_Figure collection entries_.
--------

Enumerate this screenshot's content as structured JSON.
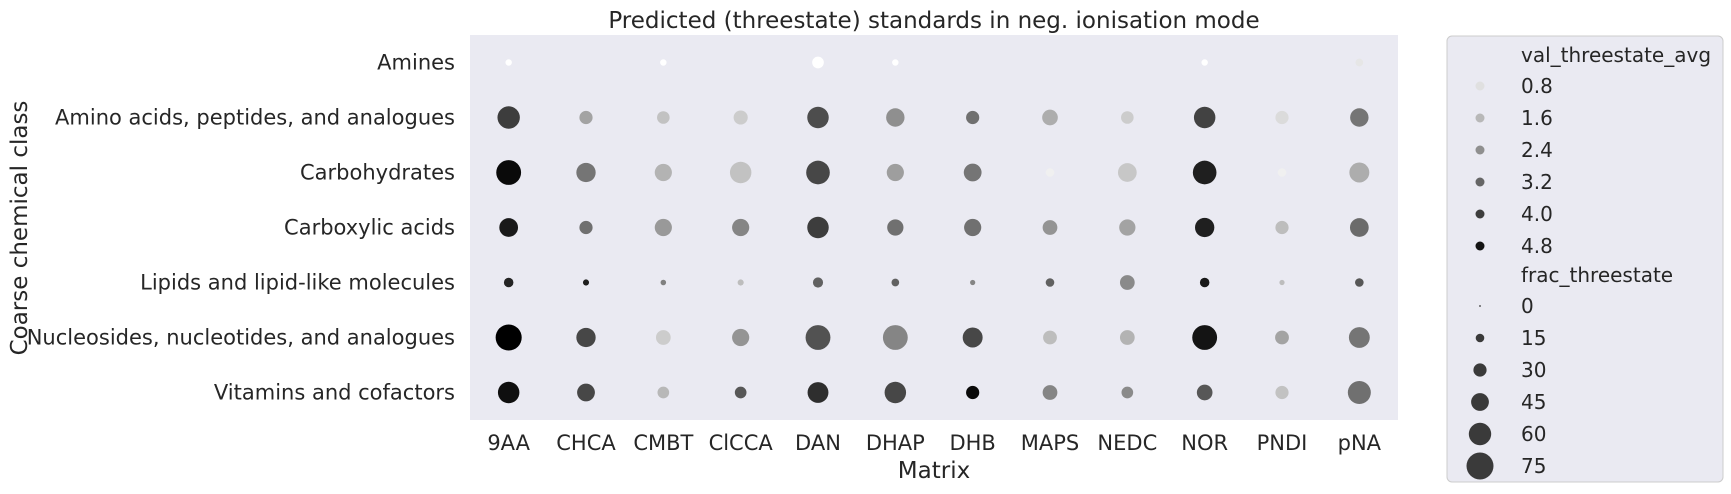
{
  "chart_data": {
    "type": "scatter",
    "title": "Predicted (threestate) standards in neg. ionisation mode",
    "xlabel": "Matrix",
    "ylabel": "Coarse chemical class",
    "x_categories": [
      "9AA",
      "CHCA",
      "CMBT",
      "ClCCA",
      "DAN",
      "DHAP",
      "DHB",
      "MAPS",
      "NEDC",
      "NOR",
      "PNDI",
      "pNA"
    ],
    "y_categories": [
      "Amines",
      "Amino acids, peptides, and analogues",
      "Carbohydrates",
      "Carboxylic acids",
      "Lipids and lipid-like molecules",
      "Nucleosides, nucleotides, and analogues",
      "Vitamins and cofactors"
    ],
    "grid": false,
    "legend_position": "right, outside",
    "hue_variable": "val_threestate_avg",
    "size_variable": "frac_threestate",
    "legend": {
      "hue_title": "val_threestate_avg",
      "hue_entries": [
        {
          "label": "0.8",
          "value": 0.8
        },
        {
          "label": "1.6",
          "value": 1.6
        },
        {
          "label": "2.4",
          "value": 2.4
        },
        {
          "label": "3.2",
          "value": 3.2
        },
        {
          "label": "4.0",
          "value": 4.0
        },
        {
          "label": "4.8",
          "value": 4.8
        }
      ],
      "size_title": "frac_threestate",
      "size_entries": [
        {
          "label": "0",
          "value": 0
        },
        {
          "label": "15",
          "value": 15
        },
        {
          "label": "30",
          "value": 30
        },
        {
          "label": "45",
          "value": 45
        },
        {
          "label": "60",
          "value": 60
        },
        {
          "label": "75",
          "value": 75
        }
      ]
    },
    "points": [
      {
        "x": "9AA",
        "y": "Amines",
        "hue": 0.2,
        "size": 8
      },
      {
        "x": "CMBT",
        "y": "Amines",
        "hue": 0.2,
        "size": 8
      },
      {
        "x": "DAN",
        "y": "Amines",
        "hue": 0.2,
        "size": 25
      },
      {
        "x": "DHAP",
        "y": "Amines",
        "hue": 0.2,
        "size": 8
      },
      {
        "x": "NOR",
        "y": "Amines",
        "hue": 0.2,
        "size": 8
      },
      {
        "x": "pNA",
        "y": "Amines",
        "hue": 0.7,
        "size": 12
      },
      {
        "x": "9AA",
        "y": "Amino acids, peptides, and analogues",
        "hue": 4.0,
        "size": 60
      },
      {
        "x": "CHCA",
        "y": "Amino acids, peptides, and analogues",
        "hue": 2.0,
        "size": 30
      },
      {
        "x": "CMBT",
        "y": "Amino acids, peptides, and analogues",
        "hue": 1.4,
        "size": 28
      },
      {
        "x": "ClCCA",
        "y": "Amino acids, peptides, and analogues",
        "hue": 1.2,
        "size": 33
      },
      {
        "x": "DAN",
        "y": "Amino acids, peptides, and analogues",
        "hue": 3.7,
        "size": 57
      },
      {
        "x": "DHAP",
        "y": "Amino acids, peptides, and analogues",
        "hue": 2.4,
        "size": 47
      },
      {
        "x": "DHB",
        "y": "Amino acids, peptides, and analogues",
        "hue": 3.0,
        "size": 30
      },
      {
        "x": "MAPS",
        "y": "Amino acids, peptides, and analogues",
        "hue": 1.8,
        "size": 38
      },
      {
        "x": "NEDC",
        "y": "Amino acids, peptides, and analogues",
        "hue": 1.2,
        "size": 28
      },
      {
        "x": "NOR",
        "y": "Amino acids, peptides, and analogues",
        "hue": 3.9,
        "size": 57
      },
      {
        "x": "PNDI",
        "y": "Amino acids, peptides, and analogues",
        "hue": 0.9,
        "size": 30
      },
      {
        "x": "pNA",
        "y": "Amino acids, peptides, and analogues",
        "hue": 2.9,
        "size": 47
      },
      {
        "x": "9AA",
        "y": "Carbohydrates",
        "hue": 5.0,
        "size": 68
      },
      {
        "x": "CHCA",
        "y": "Carbohydrates",
        "hue": 2.9,
        "size": 50
      },
      {
        "x": "CMBT",
        "y": "Carbohydrates",
        "hue": 1.7,
        "size": 43
      },
      {
        "x": "ClCCA",
        "y": "Carbohydrates",
        "hue": 1.4,
        "size": 57
      },
      {
        "x": "DAN",
        "y": "Carbohydrates",
        "hue": 3.8,
        "size": 64
      },
      {
        "x": "DHAP",
        "y": "Carbohydrates",
        "hue": 2.1,
        "size": 43
      },
      {
        "x": "DHB",
        "y": "Carbohydrates",
        "hue": 2.9,
        "size": 45
      },
      {
        "x": "MAPS",
        "y": "Carbohydrates",
        "hue": 0.5,
        "size": 15
      },
      {
        "x": "NEDC",
        "y": "Carbohydrates",
        "hue": 1.3,
        "size": 48
      },
      {
        "x": "NOR",
        "y": "Carbohydrates",
        "hue": 4.6,
        "size": 64
      },
      {
        "x": "PNDI",
        "y": "Carbohydrates",
        "hue": 0.5,
        "size": 15
      },
      {
        "x": "pNA",
        "y": "Carbohydrates",
        "hue": 1.8,
        "size": 52
      },
      {
        "x": "9AA",
        "y": "Carboxylic acids",
        "hue": 4.7,
        "size": 48
      },
      {
        "x": "CHCA",
        "y": "Carboxylic acids",
        "hue": 3.0,
        "size": 30
      },
      {
        "x": "CMBT",
        "y": "Carboxylic acids",
        "hue": 2.2,
        "size": 43
      },
      {
        "x": "ClCCA",
        "y": "Carboxylic acids",
        "hue": 2.6,
        "size": 43
      },
      {
        "x": "DAN",
        "y": "Carboxylic acids",
        "hue": 4.0,
        "size": 57
      },
      {
        "x": "DHAP",
        "y": "Carboxylic acids",
        "hue": 3.0,
        "size": 40
      },
      {
        "x": "DHB",
        "y": "Carboxylic acids",
        "hue": 3.0,
        "size": 43
      },
      {
        "x": "MAPS",
        "y": "Carboxylic acids",
        "hue": 2.3,
        "size": 35
      },
      {
        "x": "NEDC",
        "y": "Carboxylic acids",
        "hue": 2.0,
        "size": 40
      },
      {
        "x": "NOR",
        "y": "Carboxylic acids",
        "hue": 4.6,
        "size": 50
      },
      {
        "x": "PNDI",
        "y": "Carboxylic acids",
        "hue": 1.5,
        "size": 30
      },
      {
        "x": "pNA",
        "y": "Carboxylic acids",
        "hue": 3.1,
        "size": 48
      },
      {
        "x": "9AA",
        "y": "Lipids and lipid-like molecules",
        "hue": 4.5,
        "size": 18
      },
      {
        "x": "CHCA",
        "y": "Lipids and lipid-like molecules",
        "hue": 4.6,
        "size": 7
      },
      {
        "x": "CMBT",
        "y": "Lipids and lipid-like molecules",
        "hue": 2.7,
        "size": 5
      },
      {
        "x": "ClCCA",
        "y": "Lipids and lipid-like molecules",
        "hue": 1.5,
        "size": 7
      },
      {
        "x": "DAN",
        "y": "Lipids and lipid-like molecules",
        "hue": 3.3,
        "size": 20
      },
      {
        "x": "DHAP",
        "y": "Lipids and lipid-like molecules",
        "hue": 3.3,
        "size": 12
      },
      {
        "x": "DHB",
        "y": "Lipids and lipid-like molecules",
        "hue": 2.6,
        "size": 4
      },
      {
        "x": "MAPS",
        "y": "Lipids and lipid-like molecules",
        "hue": 3.3,
        "size": 15
      },
      {
        "x": "NEDC",
        "y": "Lipids and lipid-like molecules",
        "hue": 2.5,
        "size": 35
      },
      {
        "x": "NOR",
        "y": "Lipids and lipid-like molecules",
        "hue": 4.7,
        "size": 18
      },
      {
        "x": "PNDI",
        "y": "Lipids and lipid-like molecules",
        "hue": 1.5,
        "size": 4
      },
      {
        "x": "pNA",
        "y": "Lipids and lipid-like molecules",
        "hue": 3.5,
        "size": 15
      },
      {
        "x": "9AA",
        "y": "Nucleosides, nucleotides, and analogues",
        "hue": 5.2,
        "size": 72
      },
      {
        "x": "CHCA",
        "y": "Nucleosides, nucleotides, and analogues",
        "hue": 3.8,
        "size": 50
      },
      {
        "x": "CMBT",
        "y": "Nucleosides, nucleotides, and analogues",
        "hue": 1.2,
        "size": 35
      },
      {
        "x": "ClCCA",
        "y": "Nucleosides, nucleotides, and analogues",
        "hue": 2.3,
        "size": 43
      },
      {
        "x": "DAN",
        "y": "Nucleosides, nucleotides, and analogues",
        "hue": 3.6,
        "size": 68
      },
      {
        "x": "DHAP",
        "y": "Nucleosides, nucleotides, and analogues",
        "hue": 2.6,
        "size": 68
      },
      {
        "x": "DHB",
        "y": "Nucleosides, nucleotides, and analogues",
        "hue": 3.8,
        "size": 52
      },
      {
        "x": "MAPS",
        "y": "Nucleosides, nucleotides, and analogues",
        "hue": 1.5,
        "size": 32
      },
      {
        "x": "NEDC",
        "y": "Nucleosides, nucleotides, and analogues",
        "hue": 1.7,
        "size": 35
      },
      {
        "x": "NOR",
        "y": "Nucleosides, nucleotides, and analogues",
        "hue": 4.8,
        "size": 68
      },
      {
        "x": "PNDI",
        "y": "Nucleosides, nucleotides, and analogues",
        "hue": 2.0,
        "size": 32
      },
      {
        "x": "pNA",
        "y": "Nucleosides, nucleotides, and analogues",
        "hue": 2.9,
        "size": 55
      },
      {
        "x": "9AA",
        "y": "Vitamins and cofactors",
        "hue": 4.9,
        "size": 57
      },
      {
        "x": "CHCA",
        "y": "Vitamins and cofactors",
        "hue": 3.8,
        "size": 45
      },
      {
        "x": "CMBT",
        "y": "Vitamins and cofactors",
        "hue": 1.6,
        "size": 25
      },
      {
        "x": "ClCCA",
        "y": "Vitamins and cofactors",
        "hue": 3.5,
        "size": 25
      },
      {
        "x": "DAN",
        "y": "Vitamins and cofactors",
        "hue": 4.3,
        "size": 55
      },
      {
        "x": "DHAP",
        "y": "Vitamins and cofactors",
        "hue": 3.8,
        "size": 57
      },
      {
        "x": "DHB",
        "y": "Vitamins and cofactors",
        "hue": 5.0,
        "size": 30
      },
      {
        "x": "MAPS",
        "y": "Vitamins and cofactors",
        "hue": 2.6,
        "size": 35
      },
      {
        "x": "NEDC",
        "y": "Vitamins and cofactors",
        "hue": 2.5,
        "size": 25
      },
      {
        "x": "NOR",
        "y": "Vitamins and cofactors",
        "hue": 3.5,
        "size": 38
      },
      {
        "x": "PNDI",
        "y": "Vitamins and cofactors",
        "hue": 1.4,
        "size": 30
      },
      {
        "x": "pNA",
        "y": "Vitamins and cofactors",
        "hue": 3.0,
        "size": 62
      }
    ]
  }
}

--------

_Your objective_. Where a line of the entries contains the word "value", count it, then state the total and nothing else.

_Exercise answer_. 12